***** Excerpt
Re: Question regarding WebHDFS security

Posted by Balaji Ganesan <ba...@gmail.com>.
Agree with Kris. Better off to start with Knox proxy auth, and then enable
Kerberos within the cluster. Enabling Kerberos would still involve
restarting of the services such as HDFS and Hive. I am not sure if there is
a way to enable Kerberos without downtime.

On Wed, Jul 6, 2016 at 5:22 PM, Kristopher Kane <kr...@gmail.com>
wrote:

> Hi Ben, rather. :-)
>
> On Wed, Jul 6, 2016 at 6:21 PM, Kristopher Kane <kristopher.kane@gmail.com
> >
> wrote:
>
> > Hi David,
> >
> > Looks like you are on the right track but you may have a hard time
> turning
> > off Knox auth while the cluster without kerberos - at least I have never
> > done this.  Might be best to assume Knox authentication from the start
> and
> > then you don't have to worry about it once the cluster is Kerberized. ->
> > This is the approach I would go with.
> >
> > Depending on your WebHDFS usage you might consider multiple Knox
> instances
> > behind a load balancer of your choice - like Apache httpd or HAProxy.
> > Remember that your WebHDFS useage was a data transfer from the DataNode
> > direct and Knox will become a funnel for that same data transfer which
> > might require a fan out of Knox instances for load distribution.
**********
***** Material provided
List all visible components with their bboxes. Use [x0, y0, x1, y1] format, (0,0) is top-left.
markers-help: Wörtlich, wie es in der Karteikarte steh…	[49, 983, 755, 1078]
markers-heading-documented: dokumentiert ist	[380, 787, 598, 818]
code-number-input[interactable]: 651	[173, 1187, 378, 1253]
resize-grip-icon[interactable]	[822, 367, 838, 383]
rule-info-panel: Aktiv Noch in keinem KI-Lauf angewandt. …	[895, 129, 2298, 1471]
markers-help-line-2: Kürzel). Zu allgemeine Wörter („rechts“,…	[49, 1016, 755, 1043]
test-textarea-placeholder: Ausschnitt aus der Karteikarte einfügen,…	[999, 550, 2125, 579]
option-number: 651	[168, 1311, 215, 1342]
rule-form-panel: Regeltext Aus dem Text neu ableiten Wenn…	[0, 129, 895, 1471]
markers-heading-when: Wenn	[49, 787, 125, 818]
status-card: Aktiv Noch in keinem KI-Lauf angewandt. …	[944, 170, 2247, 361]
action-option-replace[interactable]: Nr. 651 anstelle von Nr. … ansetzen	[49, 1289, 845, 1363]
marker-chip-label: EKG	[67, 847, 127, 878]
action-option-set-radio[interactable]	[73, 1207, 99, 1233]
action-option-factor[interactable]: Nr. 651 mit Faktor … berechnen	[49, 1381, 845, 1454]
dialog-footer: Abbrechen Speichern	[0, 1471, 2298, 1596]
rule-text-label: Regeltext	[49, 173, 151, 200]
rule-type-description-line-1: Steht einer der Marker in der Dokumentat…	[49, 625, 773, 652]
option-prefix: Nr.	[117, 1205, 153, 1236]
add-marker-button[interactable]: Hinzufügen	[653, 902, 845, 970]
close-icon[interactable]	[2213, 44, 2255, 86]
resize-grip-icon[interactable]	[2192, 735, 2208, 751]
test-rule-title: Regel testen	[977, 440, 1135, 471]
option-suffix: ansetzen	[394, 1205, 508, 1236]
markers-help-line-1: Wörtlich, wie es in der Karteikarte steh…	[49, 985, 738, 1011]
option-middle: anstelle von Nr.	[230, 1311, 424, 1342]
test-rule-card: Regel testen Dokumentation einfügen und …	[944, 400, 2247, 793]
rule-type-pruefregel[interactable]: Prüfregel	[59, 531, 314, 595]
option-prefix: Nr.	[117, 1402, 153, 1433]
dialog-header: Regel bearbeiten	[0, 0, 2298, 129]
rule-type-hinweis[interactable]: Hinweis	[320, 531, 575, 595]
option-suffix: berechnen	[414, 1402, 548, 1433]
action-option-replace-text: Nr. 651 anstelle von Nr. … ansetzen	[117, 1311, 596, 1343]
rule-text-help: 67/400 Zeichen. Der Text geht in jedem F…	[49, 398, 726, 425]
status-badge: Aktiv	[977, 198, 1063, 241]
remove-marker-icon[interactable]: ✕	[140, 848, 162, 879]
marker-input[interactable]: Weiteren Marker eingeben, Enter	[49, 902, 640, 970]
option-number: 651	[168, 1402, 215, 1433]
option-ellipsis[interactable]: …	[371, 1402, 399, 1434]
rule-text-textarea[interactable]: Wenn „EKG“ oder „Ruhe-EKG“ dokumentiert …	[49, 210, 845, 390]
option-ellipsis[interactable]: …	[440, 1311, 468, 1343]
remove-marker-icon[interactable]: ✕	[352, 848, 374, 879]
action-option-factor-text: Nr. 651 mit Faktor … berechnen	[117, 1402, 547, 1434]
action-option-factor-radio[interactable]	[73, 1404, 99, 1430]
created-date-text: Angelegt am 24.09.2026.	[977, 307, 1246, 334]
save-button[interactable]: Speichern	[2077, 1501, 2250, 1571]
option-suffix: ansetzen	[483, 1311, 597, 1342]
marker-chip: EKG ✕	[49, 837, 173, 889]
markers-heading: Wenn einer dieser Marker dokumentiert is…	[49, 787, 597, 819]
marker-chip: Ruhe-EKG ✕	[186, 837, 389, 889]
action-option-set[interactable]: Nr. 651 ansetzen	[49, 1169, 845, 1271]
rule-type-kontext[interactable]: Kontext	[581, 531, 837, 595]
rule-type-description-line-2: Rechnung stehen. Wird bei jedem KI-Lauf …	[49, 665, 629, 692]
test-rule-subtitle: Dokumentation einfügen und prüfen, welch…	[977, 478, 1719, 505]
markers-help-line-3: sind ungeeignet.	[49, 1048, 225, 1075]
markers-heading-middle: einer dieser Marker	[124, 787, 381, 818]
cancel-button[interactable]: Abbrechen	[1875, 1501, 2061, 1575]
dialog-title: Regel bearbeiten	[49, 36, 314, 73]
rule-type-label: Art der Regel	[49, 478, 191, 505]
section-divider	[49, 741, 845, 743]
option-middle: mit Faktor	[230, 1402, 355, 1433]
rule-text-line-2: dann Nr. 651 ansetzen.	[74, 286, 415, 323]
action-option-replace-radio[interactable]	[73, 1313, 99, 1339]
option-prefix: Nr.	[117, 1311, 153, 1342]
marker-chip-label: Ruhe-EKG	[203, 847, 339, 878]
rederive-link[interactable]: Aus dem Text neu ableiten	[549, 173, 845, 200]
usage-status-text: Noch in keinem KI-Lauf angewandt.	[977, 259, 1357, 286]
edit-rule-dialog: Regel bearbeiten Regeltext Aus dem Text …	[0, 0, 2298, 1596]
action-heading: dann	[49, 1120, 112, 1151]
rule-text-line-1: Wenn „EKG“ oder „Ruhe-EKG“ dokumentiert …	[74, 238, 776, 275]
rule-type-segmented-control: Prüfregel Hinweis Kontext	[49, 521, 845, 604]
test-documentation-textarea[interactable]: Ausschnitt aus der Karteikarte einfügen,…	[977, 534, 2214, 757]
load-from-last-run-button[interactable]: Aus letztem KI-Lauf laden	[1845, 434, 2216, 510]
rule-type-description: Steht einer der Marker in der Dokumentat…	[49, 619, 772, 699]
**********
Set of tasks:
**A)** According to the WebHDFS security excerpt, which services would have to be restarted when Kerberos is enabled?
**B)** Retype the rows from the first one up to and including the line containing "1187, 378, 1253]".
The WebHDFS security excerpt and the rows come from unrelated sources.

Answers to the tasks:
**A)** HDFS and Hive.

**B)**
List all visible components with their bboxes. Use [x0, y0, x1, y1] format, (0,0) is top-left.
markers-help: Wörtlich, wie es in der Karteikarte steh…	[49, 983, 755, 1078]
markers-heading-documented: dokumentiert ist	[380, 787, 598, 818]
code-number-input[interactable]: 651	[173, 1187, 378, 1253]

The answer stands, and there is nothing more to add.